=== Problem to solve ===
Give back the records below exactly, every one, with no pictures.

── Listing ──

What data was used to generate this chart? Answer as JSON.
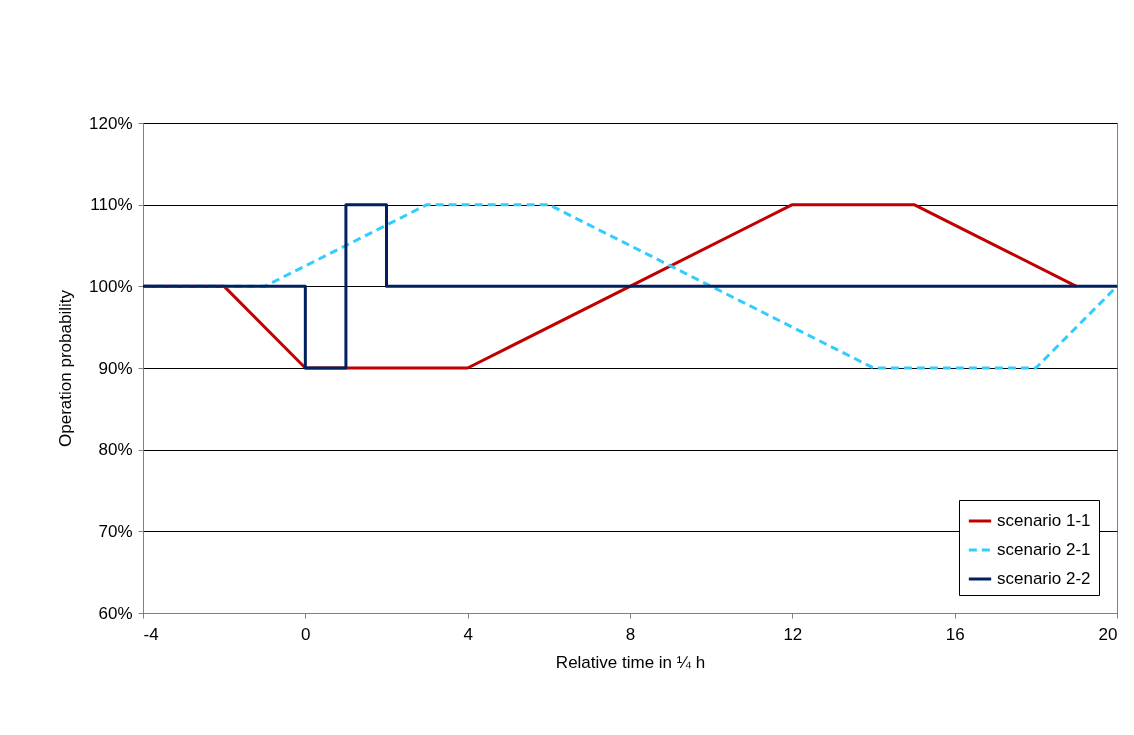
{
  "chart_data": {
    "type": "line",
    "xlabel": "Relative time in ¼ h",
    "ylabel": "Operation probability",
    "xlim": [
      -4,
      20
    ],
    "xticks": [
      -4,
      0,
      4,
      8,
      12,
      16,
      20
    ],
    "ylim": [
      60,
      120
    ],
    "yticks": [
      {
        "value": 60,
        "label": "60%"
      },
      {
        "value": 70,
        "label": "70%"
      },
      {
        "value": 80,
        "label": "80%"
      },
      {
        "value": 90,
        "label": "90%"
      },
      {
        "value": 100,
        "label": "100%"
      },
      {
        "value": 110,
        "label": "110%"
      },
      {
        "value": 120,
        "label": "120%"
      }
    ],
    "grid": "y",
    "legend": "bottom right",
    "marker": "none",
    "series": [
      {
        "name": "scenario 1-1",
        "color": "#c00000",
        "line_style": "solid",
        "x": [
          -4,
          -2,
          0,
          4,
          12,
          15,
          19
        ],
        "values": [
          100,
          100,
          90,
          90,
          110,
          110,
          100
        ]
      },
      {
        "name": "scenario 2-1",
        "color": "#33ccff",
        "line_style": "dashed",
        "x": [
          -4,
          -1,
          3,
          6,
          14,
          18,
          20
        ],
        "values": [
          100,
          100,
          110,
          110,
          90,
          90,
          100
        ]
      },
      {
        "name": "scenario 2-2",
        "color": "#002060",
        "line_style": "solid",
        "x": [
          -4,
          0,
          0,
          1,
          1,
          2,
          2,
          20
        ],
        "values": [
          100,
          100,
          90,
          90,
          110,
          110,
          100,
          100
        ]
      }
    ]
  }
}
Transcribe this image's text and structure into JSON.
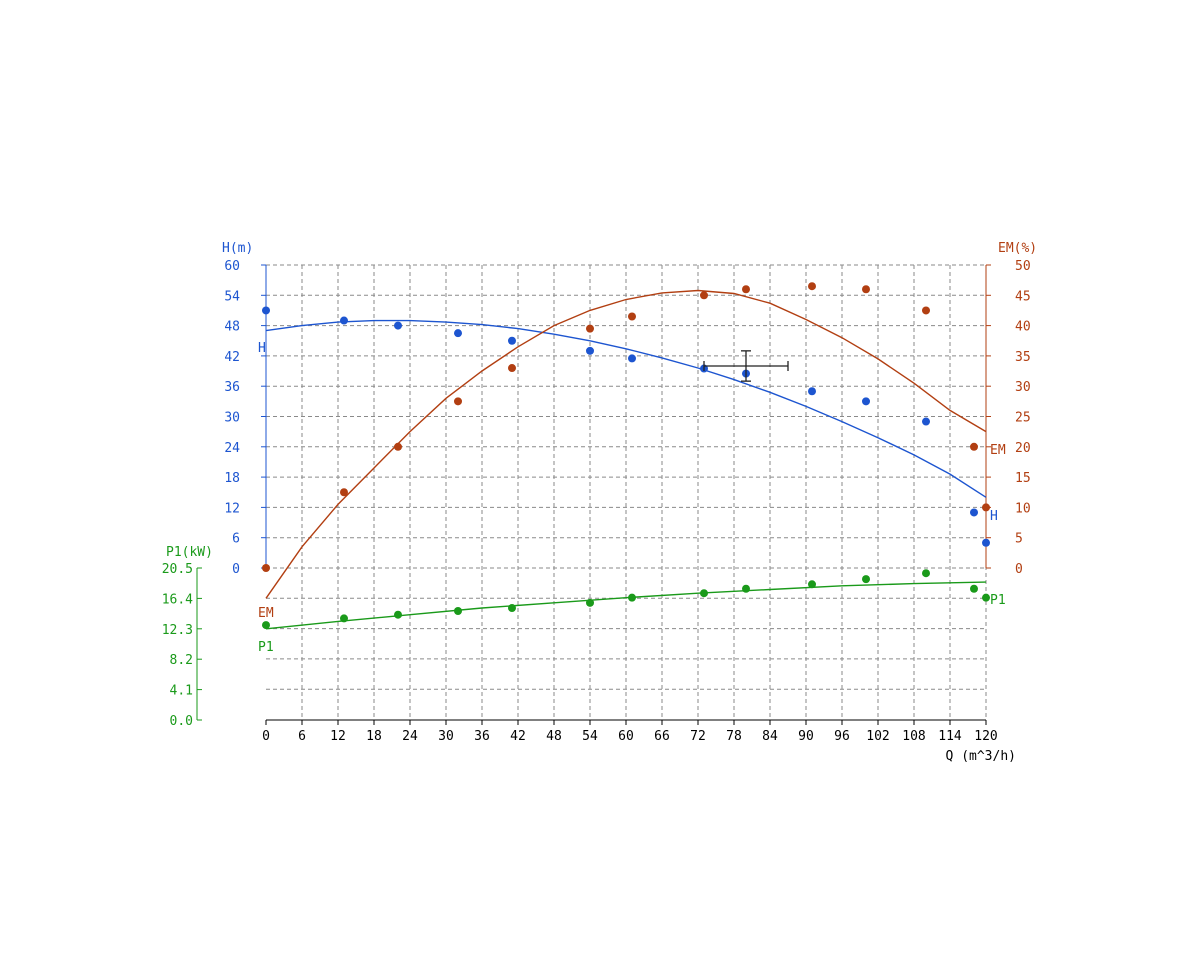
{
  "chart_data": {
    "type": "scatter",
    "x_axis": {
      "label": "Q (m^3/h)",
      "ticks": [
        0,
        6,
        12,
        18,
        24,
        30,
        36,
        42,
        48,
        54,
        60,
        66,
        72,
        78,
        84,
        90,
        96,
        102,
        108,
        114,
        120
      ],
      "range": [
        0,
        120
      ]
    },
    "axes": {
      "H": {
        "label": "H(m)",
        "color": "#1d55d0",
        "range": [
          0,
          60
        ],
        "ticks": [
          "0",
          "6",
          "12",
          "18",
          "24",
          "30",
          "36",
          "42",
          "48",
          "54",
          "60"
        ]
      },
      "EM": {
        "label": "EM(%)",
        "color": "#b23f12",
        "range": [
          0,
          50
        ],
        "ticks": [
          "0",
          "5",
          "10",
          "15",
          "20",
          "25",
          "30",
          "35",
          "40",
          "45",
          "50"
        ]
      },
      "P1": {
        "label": "P1(kW)",
        "color": "#1a9a1a",
        "range": [
          0,
          20.5
        ],
        "ticks": [
          "0.0",
          "4.1",
          "8.2",
          "12.3",
          "16.4",
          "20.5"
        ]
      }
    },
    "series": [
      {
        "name": "H",
        "axis": "H",
        "points": [
          [
            0,
            51
          ],
          [
            13,
            49
          ],
          [
            22,
            48
          ],
          [
            32,
            46.5
          ],
          [
            41,
            45
          ],
          [
            54,
            43
          ],
          [
            61,
            41.5
          ],
          [
            73,
            39.5
          ],
          [
            80,
            38.5
          ],
          [
            91,
            35
          ],
          [
            100,
            33
          ],
          [
            110,
            29
          ],
          [
            118,
            11
          ],
          [
            120,
            5
          ]
        ],
        "fit": [
          [
            0,
            47
          ],
          [
            6,
            48
          ],
          [
            12,
            48.7
          ],
          [
            18,
            49
          ],
          [
            24,
            49
          ],
          [
            30,
            48.7
          ],
          [
            36,
            48.2
          ],
          [
            42,
            47.4
          ],
          [
            48,
            46.3
          ],
          [
            54,
            45
          ],
          [
            60,
            43.4
          ],
          [
            66,
            41.6
          ],
          [
            72,
            39.6
          ],
          [
            78,
            37.3
          ],
          [
            84,
            34.8
          ],
          [
            90,
            32
          ],
          [
            96,
            29
          ],
          [
            102,
            25.8
          ],
          [
            108,
            22.4
          ],
          [
            114,
            18.6
          ],
          [
            120,
            14
          ]
        ]
      },
      {
        "name": "EM",
        "axis": "EM",
        "points": [
          [
            0,
            0
          ],
          [
            13,
            12.5
          ],
          [
            22,
            20
          ],
          [
            32,
            27.5
          ],
          [
            41,
            33
          ],
          [
            54,
            39.5
          ],
          [
            61,
            41.5
          ],
          [
            73,
            45
          ],
          [
            80,
            46
          ],
          [
            91,
            46.5
          ],
          [
            100,
            46
          ],
          [
            110,
            42.5
          ],
          [
            118,
            20
          ],
          [
            120,
            10
          ]
        ],
        "fit": [
          [
            0,
            -5
          ],
          [
            6,
            3.5
          ],
          [
            12,
            10.5
          ],
          [
            18,
            16.5
          ],
          [
            24,
            22.5
          ],
          [
            30,
            28
          ],
          [
            36,
            32.5
          ],
          [
            42,
            36.5
          ],
          [
            48,
            40
          ],
          [
            54,
            42.5
          ],
          [
            60,
            44.3
          ],
          [
            66,
            45.4
          ],
          [
            72,
            45.8
          ],
          [
            78,
            45.3
          ],
          [
            84,
            43.7
          ],
          [
            90,
            41
          ],
          [
            96,
            38
          ],
          [
            102,
            34.5
          ],
          [
            108,
            30.5
          ],
          [
            114,
            26
          ],
          [
            120,
            22.5
          ]
        ]
      },
      {
        "name": "P1",
        "axis": "P1",
        "points": [
          [
            0,
            12.8
          ],
          [
            13,
            13.7
          ],
          [
            22,
            14.2
          ],
          [
            32,
            14.7
          ],
          [
            41,
            15.1
          ],
          [
            54,
            15.8
          ],
          [
            61,
            16.5
          ],
          [
            73,
            17.1
          ],
          [
            80,
            17.7
          ],
          [
            91,
            18.3
          ],
          [
            100,
            19
          ],
          [
            110,
            19.8
          ],
          [
            118,
            17.7
          ],
          [
            120,
            16.5
          ]
        ],
        "fit": [
          [
            0,
            12.3
          ],
          [
            12,
            13.3
          ],
          [
            24,
            14.2
          ],
          [
            36,
            15.1
          ],
          [
            48,
            15.8
          ],
          [
            60,
            16.5
          ],
          [
            72,
            17.1
          ],
          [
            84,
            17.6
          ],
          [
            96,
            18.1
          ],
          [
            108,
            18.4
          ],
          [
            120,
            18.6
          ]
        ]
      }
    ],
    "operating_point": {
      "x": 80,
      "y": 40,
      "x_err": [
        73,
        87
      ],
      "y_err": [
        37,
        43
      ]
    },
    "grid": true
  }
}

───

=== Answer in full ===
What data was used to generate this chart? Answer as JSON.
{
  "chart_data": {
    "type": "line",
    "xlabel": "Relative time in ¼ h",
    "ylabel": "Operation probability",
    "xlim": [
      -4,
      20
    ],
    "xticks": [
      -4,
      0,
      4,
      8,
      12,
      16,
      20
    ],
    "ylim": [
      60,
      120
    ],
    "yticks": [
      {
        "value": 60,
        "label": "60%"
      },
      {
        "value": 70,
        "label": "70%"
      },
      {
        "value": 80,
        "label": "80%"
      },
      {
        "value": 90,
        "label": "90%"
      },
      {
        "value": 100,
        "label": "100%"
      },
      {
        "value": 110,
        "label": "110%"
      },
      {
        "value": 120,
        "label": "120%"
      }
    ],
    "grid": "y",
    "legend": "bottom right",
    "marker": "none",
    "series": [
      {
        "name": "scenario 1-1",
        "color": "#c00000",
        "line_style": "solid",
        "x": [
          -4,
          -2,
          0,
          4,
          12,
          15,
          19
        ],
        "values": [
          100,
          100,
          90,
          90,
          110,
          110,
          100
        ]
      },
      {
        "name": "scenario 2-1",
        "color": "#33ccff",
        "line_style": "dashed",
        "x": [
          -4,
          -1,
          3,
          6,
          14,
          18,
          20
        ],
        "values": [
          100,
          100,
          110,
          110,
          90,
          90,
          100
        ]
      },
      {
        "name": "scenario 2-2",
        "color": "#002060",
        "line_style": "solid",
        "x": [
          -4,
          0,
          0,
          1,
          1,
          2,
          2,
          20
        ],
        "values": [
          100,
          100,
          90,
          90,
          110,
          110,
          100,
          100
        ]
      }
    ]
  }
}
Transcribe this image's text and structure into JSON.
{
  "chart_data": {
    "type": "scatter",
    "x_axis": {
      "label": "Q (m^3/h)",
      "ticks": [
        0,
        6,
        12,
        18,
        24,
        30,
        36,
        42,
        48,
        54,
        60,
        66,
        72,
        78,
        84,
        90,
        96,
        102,
        108,
        114,
        120
      ],
      "range": [
        0,
        120
      ]
    },
    "axes": {
      "H": {
        "label": "H(m)",
        "color": "#1d55d0",
        "range": [
          0,
          60
        ],
        "ticks": [
          "0",
          "6",
          "12",
          "18",
          "24",
          "30",
          "36",
          "42",
          "48",
          "54",
          "60"
        ]
      },
      "EM": {
        "label": "EM(%)",
        "color": "#b23f12",
        "range": [
          0,
          50
        ],
        "ticks": [
          "0",
          "5",
          "10",
          "15",
          "20",
          "25",
          "30",
          "35",
          "40",
          "45",
          "50"
        ]
      },
      "P1": {
        "label": "P1(kW)",
        "color": "#1a9a1a",
        "range": [
          0,
          20.5
        ],
        "ticks": [
          "0.0",
          "4.1",
          "8.2",
          "12.3",
          "16.4",
          "20.5"
        ]
      }
    },
    "series": [
      {
        "name": "H",
        "axis": "H",
        "points": [
          [
            0,
            51
          ],
          [
            13,
            49
          ],
          [
            22,
            48
          ],
          [
            32,
            46.5
          ],
          [
            41,
            45
          ],
          [
            54,
            43
          ],
          [
            61,
            41.5
          ],
          [
            73,
            39.5
          ],
          [
            80,
            38.5
          ],
          [
            91,
            35
          ],
          [
            100,
            33
          ],
          [
            110,
            29
          ],
          [
            118,
            11
          ],
          [
            120,
            5
          ]
        ],
        "fit": [
          [
            0,
            47
          ],
          [
            6,
            48
          ],
          [
            12,
            48.7
          ],
          [
            18,
            49
          ],
          [
            24,
            49
          ],
          [
            30,
            48.7
          ],
          [
            36,
            48.2
          ],
          [
            42,
            47.4
          ],
          [
            48,
            46.3
          ],
          [
            54,
            45
          ],
          [
            60,
            43.4
          ],
          [
            66,
            41.6
          ],
          [
            72,
            39.6
          ],
          [
            78,
            37.3
          ],
          [
            84,
            34.8
          ],
          [
            90,
            32
          ],
          [
            96,
            29
          ],
          [
            102,
            25.8
          ],
          [
            108,
            22.4
          ],
          [
            114,
            18.6
          ],
          [
            120,
            14
          ]
        ]
      },
      {
        "name": "EM",
        "axis": "EM",
        "points": [
          [
            0,
            0
          ],
          [
            13,
            12.5
          ],
          [
            22,
            20
          ],
          [
            32,
            27.5
          ],
          [
            41,
            33
          ],
          [
            54,
            39.5
          ],
          [
            61,
            41.5
          ],
          [
            73,
            45
          ],
          [
            80,
            46
          ],
          [
            91,
            46.5
          ],
          [
            100,
            46
          ],
          [
            110,
            42.5
          ],
          [
            118,
            20
          ],
          [
            120,
            10
          ]
        ],
        "fit": [
          [
            0,
            -5
          ],
          [
            6,
            3.5
          ],
          [
            12,
            10.5
          ],
          [
            18,
            16.5
          ],
          [
            24,
            22.5
          ],
          [
            30,
            28
          ],
          [
            36,
            32.5
          ],
          [
            42,
            36.5
          ],
          [
            48,
            40
          ],
          [
            54,
            42.5
          ],
          [
            60,
            44.3
          ],
          [
            66,
            45.4
          ],
          [
            72,
            45.8
          ],
          [
            78,
            45.3
          ],
          [
            84,
            43.7
          ],
          [
            90,
            41
          ],
          [
            96,
            38
          ],
          [
            102,
            34.5
          ],
          [
            108,
            30.5
          ],
          [
            114,
            26
          ],
          [
            120,
            22.5
          ]
        ]
      },
      {
        "name": "P1",
        "axis": "P1",
        "points": [
          [
            0,
            12.8
          ],
          [
            13,
            13.7
          ],
          [
            22,
            14.2
          ],
          [
            32,
            14.7
          ],
          [
            41,
            15.1
          ],
          [
            54,
            15.8
          ],
          [
            61,
            16.5
          ],
          [
            73,
            17.1
          ],
          [
            80,
            17.7
          ],
          [
            91,
            18.3
          ],
          [
            100,
            19
          ],
          [
            110,
            19.8
          ],
          [
            118,
            17.7
          ],
          [
            120,
            16.5
          ]
        ],
        "fit": [
          [
            0,
            12.3
          ],
          [
            12,
            13.3
          ],
          [
            24,
            14.2
          ],
          [
            36,
            15.1
          ],
          [
            48,
            15.8
          ],
          [
            60,
            16.5
          ],
          [
            72,
            17.1
          ],
          [
            84,
            17.6
          ],
          [
            96,
            18.1
          ],
          [
            108,
            18.4
          ],
          [
            120,
            18.6
          ]
        ]
      }
    ],
    "operating_point": {
      "x": 80,
      "y": 40,
      "x_err": [
        73,
        87
      ],
      "y_err": [
        37,
        43
      ]
    },
    "grid": true
  }
}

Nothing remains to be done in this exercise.